EXERCISE AIM>
Below are the records; locate each line with the word "JSON" and copy it.

DATA FOR THE TASK>
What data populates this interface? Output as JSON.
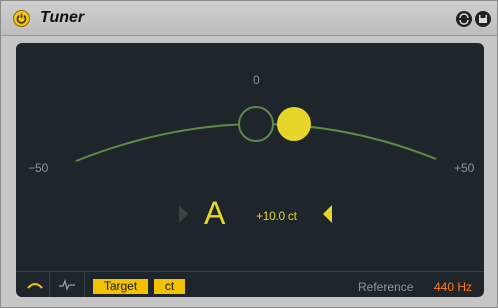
{
  "device": {
    "title": "Tuner",
    "accent_color": "#f2c200",
    "icons": {
      "power": "power-icon",
      "hot_swap": "hot-swap-icon",
      "save": "save-icon"
    }
  },
  "meter": {
    "scale_center": "0",
    "scale_min": "−50",
    "scale_max": "+50",
    "deviation_cents": 10
  },
  "readout": {
    "note": "A",
    "cents": "+10.0 ct"
  },
  "bottom_bar": {
    "target_label": "Target",
    "unit_label": "ct",
    "reference_label": "Reference",
    "reference_value": "440 Hz",
    "reference_color": "#ff7a1a",
    "mode_icons": [
      "classic-view-icon",
      "strobe-view-icon"
    ]
  }
}
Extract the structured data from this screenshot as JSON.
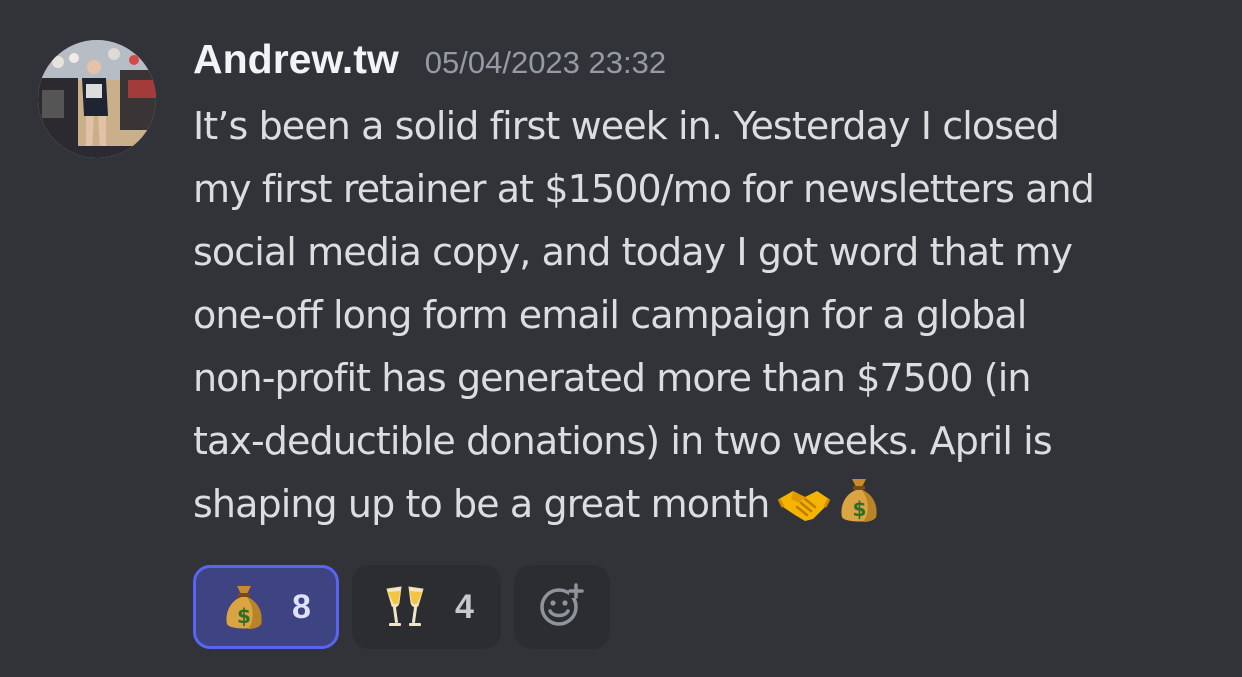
{
  "message": {
    "author": "Andrew.tw",
    "timestamp": "05/04/2023 23:32",
    "content_lines": [
      "It’s been a solid first week in. Yesterday I closed",
      "my first retainer at $1500/mo for newsletters and",
      "social media copy, and today I got word that my",
      "one-off long form email campaign for a global",
      "non-profit has generated more than $7500 (in",
      "tax-deductible donations) in two weeks. April is",
      "shaping up to be a great month"
    ],
    "inline_emojis": [
      "handshake-icon",
      "money-bag-icon"
    ]
  },
  "reactions": [
    {
      "emoji": "money-bag-icon",
      "count": "8",
      "active": true
    },
    {
      "emoji": "clinking-glasses-icon",
      "count": "4",
      "active": false
    }
  ],
  "add_reaction_icon": "add-reaction-icon",
  "colors": {
    "background": "#313338",
    "text": "#dbdee1",
    "username": "#f2f3f5",
    "timestamp": "#949ba4",
    "reaction_bg": "#2b2d31",
    "reaction_active_bg": "#3e4381",
    "reaction_active_border": "#5865f2"
  }
}
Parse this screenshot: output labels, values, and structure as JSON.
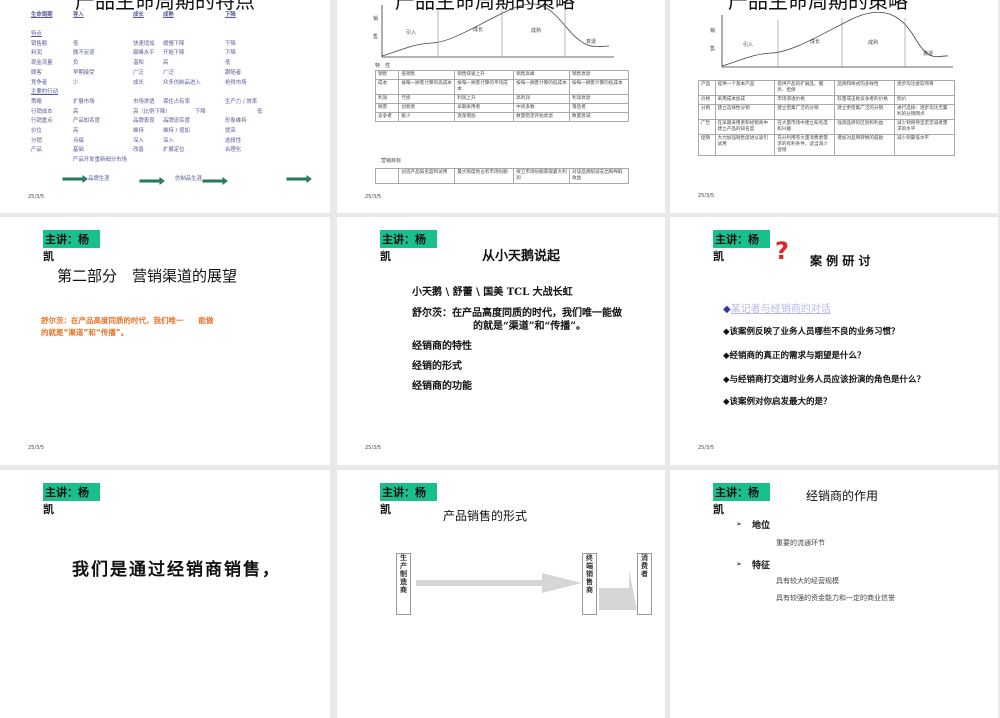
{
  "footer_date": "25/3/5",
  "speaker": {
    "line1": "主讲：杨",
    "line2": "凯"
  },
  "s1": {
    "title": "产品生命周期的特点",
    "header": [
      "生命周期",
      "导入",
      "成长",
      "成熟",
      "下降"
    ],
    "sec1": "特点",
    "rows1": [
      [
        "销售额",
        "低",
        "快速增加",
        "缓慢下降",
        "下降"
      ],
      [
        "利润",
        "微不足道",
        "巅峰水平",
        "开始下降",
        "下降"
      ],
      [
        "现金流量",
        "负",
        "温和",
        "高",
        "低"
      ],
      [
        "顾客",
        "早期接受",
        "广泛",
        "广泛",
        "跟随者"
      ],
      [
        "竞争者",
        "少",
        "成长",
        "众多仿制品进入",
        "抢得市场"
      ]
    ],
    "sec2": "主要的行动",
    "rows2": [
      [
        "策略",
        "扩展市场",
        "市场渗透",
        "保住占有率",
        "生产力 / 效率"
      ],
      [
        "行销成本",
        "高",
        "高（比例下降）",
        "下降",
        "低"
      ],
      [
        "行销重点",
        "产品知名度",
        "品牌表现",
        "品牌忠实度",
        "形象维持"
      ],
      [
        "价位",
        "高",
        "维持",
        "维持 / 增加",
        "提高"
      ],
      [
        "分销",
        "点缀",
        "深入",
        "深入",
        "选择性"
      ],
      [
        "产品",
        "基础",
        "改善",
        "扩展定位",
        "合理化"
      ]
    ],
    "extra": "产品开发重新细分市场",
    "arrow_labels": [
      "品牌生涯",
      "仿制品生涯"
    ]
  },
  "s2": {
    "title": "产品生命周期的策略",
    "chart": {
      "y_label": [
        "销",
        "售"
      ],
      "stages": [
        "引入",
        "成长",
        "成熟",
        "衰退"
      ]
    },
    "sec": "特　性",
    "table": [
      [
        "销售",
        "低销售",
        "销售快速上升",
        "销售高峰",
        "销售衰退"
      ],
      [
        "成本",
        "按每一顾客计算的高成本",
        "按每一顾客计算的平均成本",
        "按每一顾客计算的低成本",
        "按每一顾客计算的低成本"
      ],
      [
        "利润",
        "亏损",
        "利润上升",
        "高利润",
        "利润衰退"
      ],
      [
        "顾客",
        "创新者",
        "早期采用者",
        "中间多数",
        "落后者"
      ],
      [
        "竞争者",
        "极少",
        "逐渐增加",
        "数量稳定开始衰退",
        "数量衰减"
      ]
    ],
    "goal_label": "营销目标",
    "goals": [
      [
        "",
        "创造产品知名度和试用",
        "最大限度地占有市场份额",
        "保卫市场份额获取最大利润",
        "对该品牌削减支出和榨取收益"
      ]
    ]
  },
  "s3": {
    "title": "产品生命周期的策略",
    "chart": {
      "y_label": [
        "销",
        "售"
      ],
      "stages": [
        "引入",
        "成长",
        "成熟",
        "衰退"
      ]
    },
    "table": [
      [
        "产品",
        "提供一个基本产品",
        "提供产品的扩展品、服务、担保",
        "品牌和样式的多样性",
        "逐步淘汰疲软项目"
      ],
      [
        "价格",
        "采用成本加成",
        "市场渗透价格",
        "较量或击败竞争者的价格",
        "削价"
      ],
      [
        "分销",
        "建立选择性分销",
        "建立密集广泛的分销",
        "建立更密集广泛的分销",
        "进行选择：逐步淘汰无赢利的分销网点"
      ],
      [
        "广告",
        "在早期采用者和经销商中建立产品的知名度",
        "在大量市场中建立知名度和兴趣",
        "强调品牌的区别和利益",
        "减少到保持坚定忠诚者需求的水平"
      ],
      [
        "促销",
        "大力加强销售促进以吸引试用",
        "充分利用有大量消费者需求的有利条件，适当减少促销",
        "增加对品牌转换的鼓励",
        "减少到最低水平"
      ]
    ]
  },
  "s4": {
    "title": "第二部分　营销渠道的展望",
    "quote": [
      "舒尔茨：在产品高度同质的时代，我们唯一　　能做",
      "的就是“渠道”和“传播”。"
    ]
  },
  "s5": {
    "title": "从小天鹅说起",
    "items": [
      "小天鹅 \\ 舒蕾 \\ 国美 TCL 大战长虹",
      "舒尔茨：在产品高度同质的时代，我们唯一能做",
      "的就是“渠道”和“传播”。",
      "经销商的特性",
      "经销的形式",
      "经销商的功能"
    ]
  },
  "s6": {
    "title": "案 例 研 讨",
    "link": "某记者与经销商的对话",
    "questions": [
      "该案例反映了业务人员哪些不良的业务习惯？",
      "经销商的真正的需求与期望是什么？",
      "与经销商打交道时业务人员应该扮演的角色是什么？",
      "该案例对你启发最大的是？"
    ],
    "colors": {
      "link": "#b8b8e8",
      "bullet": "#3333aa"
    }
  },
  "s7": {
    "text": "我们是通过经销商销售，"
  },
  "s8": {
    "title": "产品销售的形式",
    "boxes": [
      "生产制造商",
      "终端销售商",
      "消费者"
    ]
  },
  "s9": {
    "title": "经销商的作用",
    "h1": "地位",
    "t1": "重要的流通环节",
    "h2": "特征",
    "t2": "具有较大的经营规模",
    "t3": "具有较强的资金能力和一定的商业信誉"
  }
}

THE OUTPUT>
What data populates this interface? Output as JSON.
Extract the structured data from this screenshot as JSON.
Parse this screenshot: output labels, values, and structure as JSON.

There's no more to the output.